* **Written request**
Write the data below out exactly as it stands. Do not include the pictures.

Data extracted from a collection
-*-

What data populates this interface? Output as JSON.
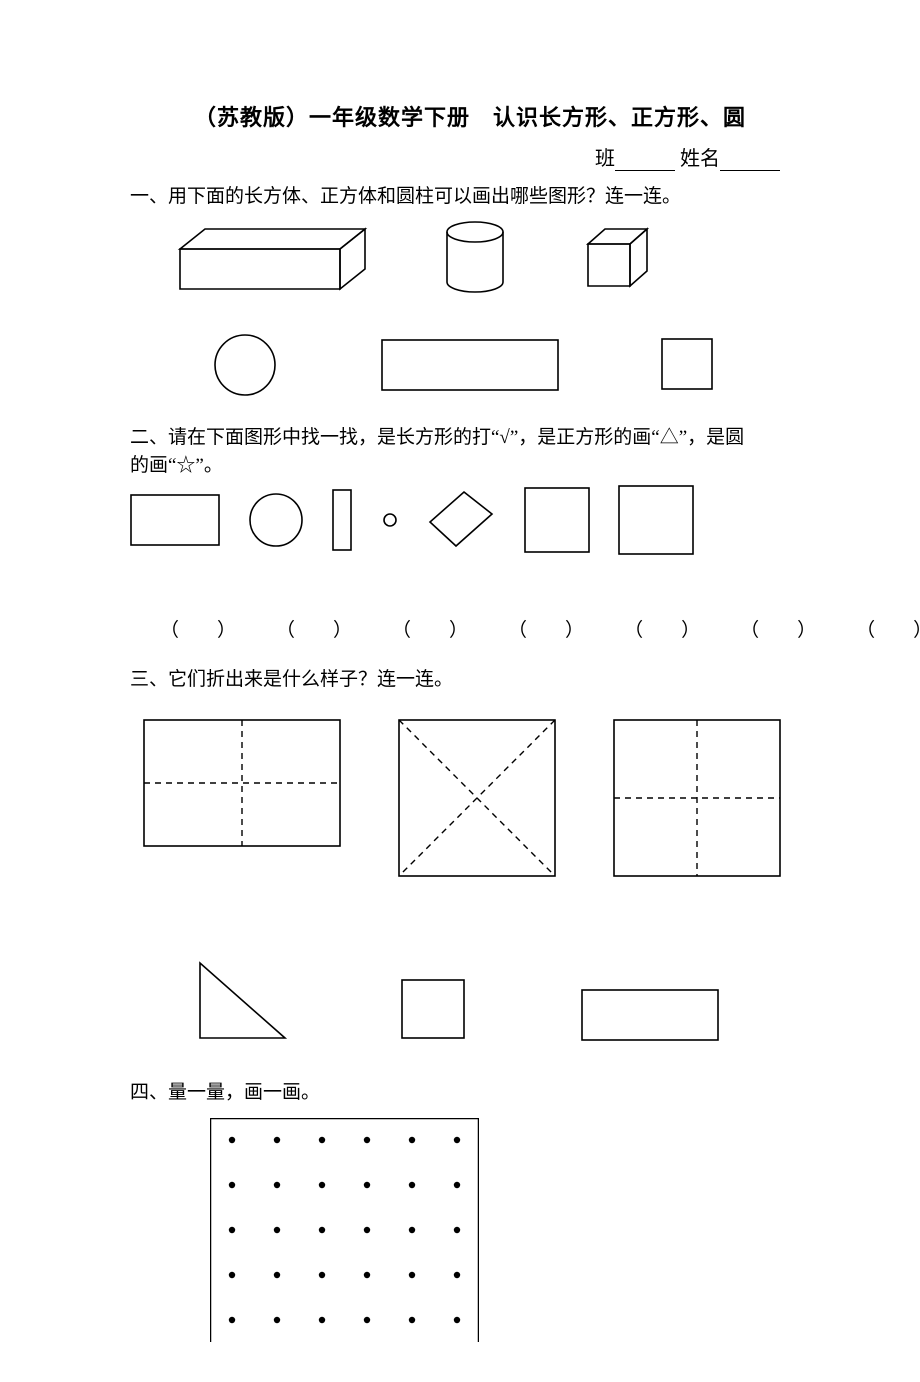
{
  "title": "（苏教版）一年级数学下册　认识长方形、正方形、圆",
  "header": {
    "class_label": "班",
    "name_label": "姓名"
  },
  "q1": {
    "text": "一、用下面的长方体、正方体和圆柱可以画出哪些图形？连一连。"
  },
  "q2": {
    "text_a": "二、请在下面图形中找一找，是长方形的打“√”，是正方形的画“△”，是圆",
    "text_b": "的画“☆”。",
    "paren_left": "（",
    "paren_right": "）",
    "answer_count": 7
  },
  "q3": {
    "text": "三、它们折出来是什么样子？连一连。"
  },
  "q4": {
    "text": "四、量一量，画一画。"
  },
  "style": {
    "stroke": "#000000",
    "stroke_width": 1.6,
    "stroke_thick": 2.2,
    "dash": "6,5",
    "font_main": 19,
    "font_title": 22,
    "dot_grid": {
      "rows": 5,
      "cols": 6,
      "r": 3.2,
      "gap": 45,
      "pad": 22,
      "border": 2.5
    }
  }
}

-*-

* **Task output**
What data populates this interface? Output as JSON.
{
  "title": "（苏教版）一年级数学下册　认识长方形、正方形、圆",
  "header": {
    "class_label": "班",
    "name_label": "姓名"
  },
  "q1": {
    "text": "一、用下面的长方体、正方体和圆柱可以画出哪些图形？连一连。"
  },
  "q2": {
    "text_a": "二、请在下面图形中找一找，是长方形的打“√”，是正方形的画“△”，是圆",
    "text_b": "的画“☆”。",
    "paren_left": "（",
    "paren_right": "）",
    "answer_count": 7
  },
  "q3": {
    "text": "三、它们折出来是什么样子？连一连。"
  },
  "q4": {
    "text": "四、量一量，画一画。"
  },
  "style": {
    "stroke": "#000000",
    "stroke_width": 1.6,
    "stroke_thick": 2.2,
    "dash": "6,5",
    "font_main": 19,
    "font_title": 22,
    "dot_grid": {
      "rows": 5,
      "cols": 6,
      "r": 3.2,
      "gap": 45,
      "pad": 22,
      "border": 2.5
    }
  }
}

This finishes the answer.